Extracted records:
★ ★ ★ ★ ★
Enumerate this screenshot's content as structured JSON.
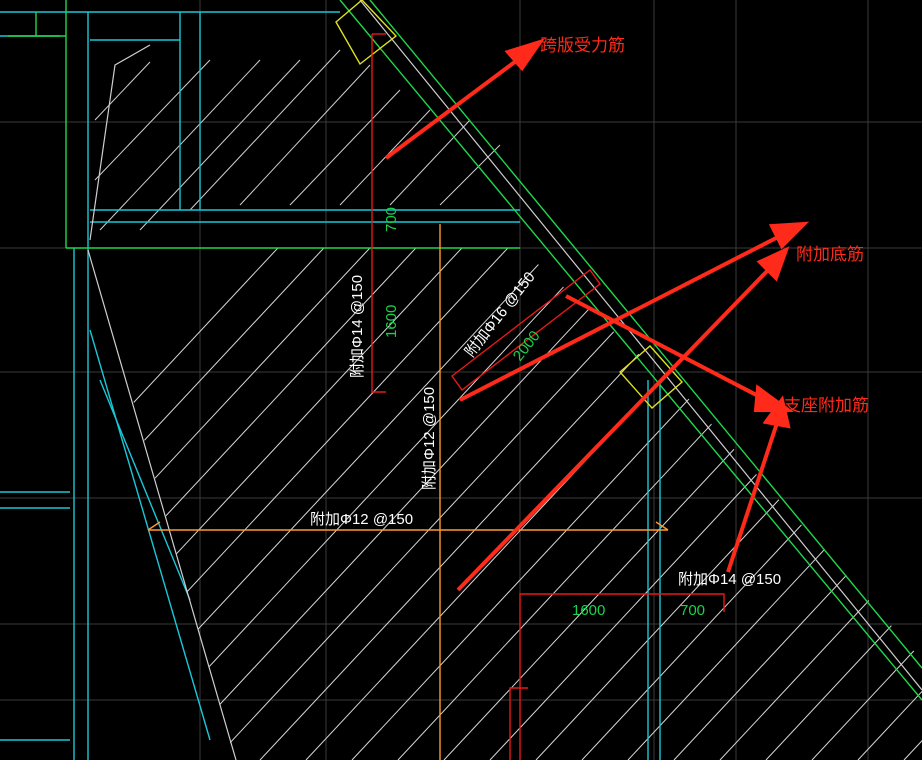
{
  "annotations": {
    "span_main_rebar": "跨版受力筋",
    "extra_bottom_rebar": "附加底筋",
    "support_extra_rebar": "支座附加筋"
  },
  "rebar_labels": {
    "left_vertical": "附加Φ14 @150",
    "diagonal": "附加Φ16 @150",
    "mid_vertical": "附加Φ12 @150",
    "horizontal": "附加Φ12 @150",
    "bottom_right": "附加Φ14 @150"
  },
  "dimensions": {
    "left_upper": "700",
    "left_lower": "1600",
    "diagonal": "2000",
    "bottom_left": "1600",
    "bottom_right": "700"
  },
  "colors": {
    "background": "#000000",
    "grid": "#3a3a3a",
    "cyan_lines": "#19c8d8",
    "green_lines": "#1fd84a",
    "hatch": "#d8d8d8",
    "orange_rebar": "#ff9a30",
    "red_rebar": "#e81818",
    "yellow_support": "#e0e020",
    "annotation_red": "#ff2a1a"
  }
}
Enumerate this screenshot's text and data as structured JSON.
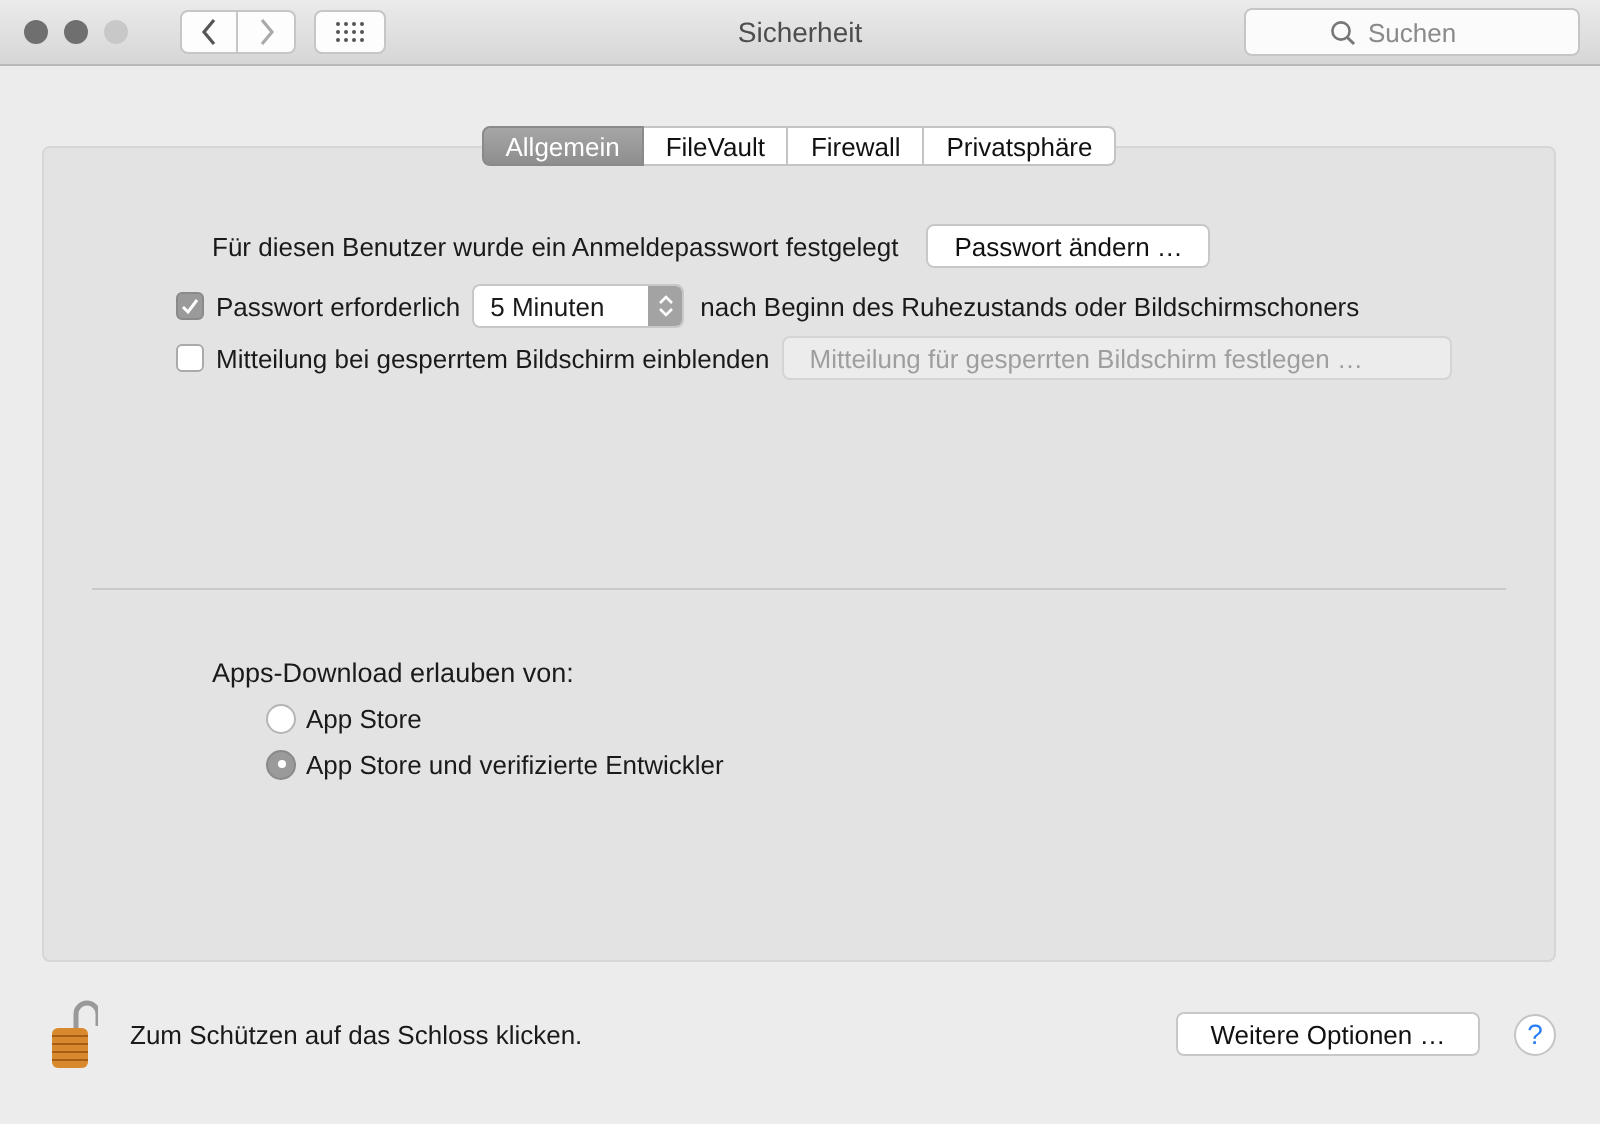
{
  "window": {
    "title": "Sicherheit"
  },
  "toolbar": {
    "search": {
      "placeholder": "Suchen"
    }
  },
  "tabs": [
    {
      "label": "Allgemein",
      "selected": true
    },
    {
      "label": "FileVault",
      "selected": false
    },
    {
      "label": "Firewall",
      "selected": false
    },
    {
      "label": "Privatsphäre",
      "selected": false
    }
  ],
  "password": {
    "text": "Für diesen Benutzer wurde ein Anmeldepasswort festgelegt",
    "button": "Passwort ändern …"
  },
  "require": {
    "label": "Passwort erforderlich",
    "checked": true,
    "delay": "5 Minuten",
    "suffix": "nach Beginn des Ruhezustands oder Bildschirmschoners"
  },
  "lock_message": {
    "label": "Mitteilung bei gesperrtem Bildschirm einblenden",
    "checked": false,
    "button": "Mitteilung für gesperrten Bildschirm festlegen …",
    "button_disabled": true
  },
  "downloads": {
    "label": "Apps-Download erlauben von:",
    "options": [
      {
        "label": "App Store",
        "selected": false
      },
      {
        "label": "App Store und verifizierte Entwickler",
        "selected": true
      }
    ]
  },
  "footer": {
    "locked": false,
    "text": "Zum Schützen auf das Schloss klicken.",
    "button": "Weitere Optionen …",
    "help": "?"
  }
}
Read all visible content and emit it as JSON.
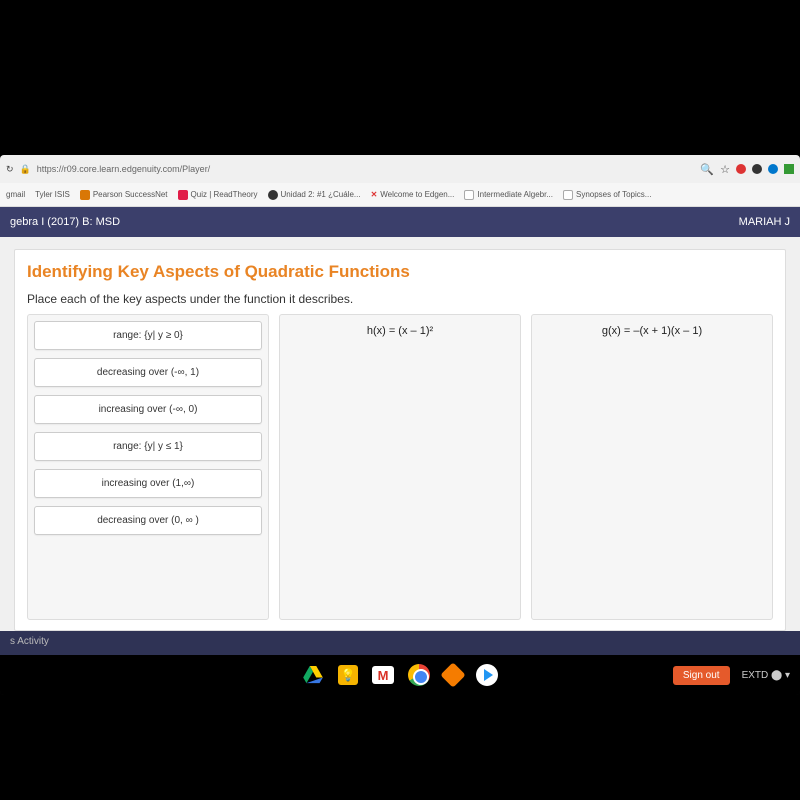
{
  "browser": {
    "url": "https://r09.core.learn.edgenuity.com/Player/",
    "reload_icon": "↻",
    "lock_icon": "🔒",
    "zoom_icon": "🔍",
    "star_icon": "☆"
  },
  "bookmarks": {
    "items": [
      {
        "label": "gmail"
      },
      {
        "label": "Tyler ISIS"
      },
      {
        "label": "Pearson SuccessNet"
      },
      {
        "label": "Quiz | ReadTheory"
      },
      {
        "label": "Unidad 2: #1 ¿Cuále..."
      },
      {
        "label": "Welcome to Edgen..."
      },
      {
        "label": "Intermediate Algebr..."
      },
      {
        "label": "Synopses of Topics..."
      }
    ]
  },
  "course": {
    "title": "gebra I (2017) B: MSD",
    "user": "MARIAH J"
  },
  "lesson": {
    "heading": "Identifying Key Aspects of Quadratic Functions",
    "instruction": "Place each of the key aspects under the function it describes.",
    "source_col": {
      "header": "range: {y| y ≥ 0}",
      "tiles": [
        "decreasing over (-∞, 1)",
        "increasing over (-∞, 0)",
        "range: {y| y ≤ 1}",
        "increasing over (1,∞)",
        "decreasing over (0, ∞ )"
      ]
    },
    "target_cols": [
      {
        "header": "h(x) = (x – 1)²"
      },
      {
        "header": "g(x) = –(x + 1)(x – 1)"
      }
    ]
  },
  "activity": {
    "label": "s Activity"
  },
  "taskbar": {
    "signout": "Sign out",
    "systray": "EXTD  ⬤ ▾"
  }
}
★ ★ ★ ★ ★
Exercise goal: Copy every line that contains the string "structured".

The result:
Enumerate this screenshot's content as structured JSON.
Enumerate this screenshot's text and data as structured JSON.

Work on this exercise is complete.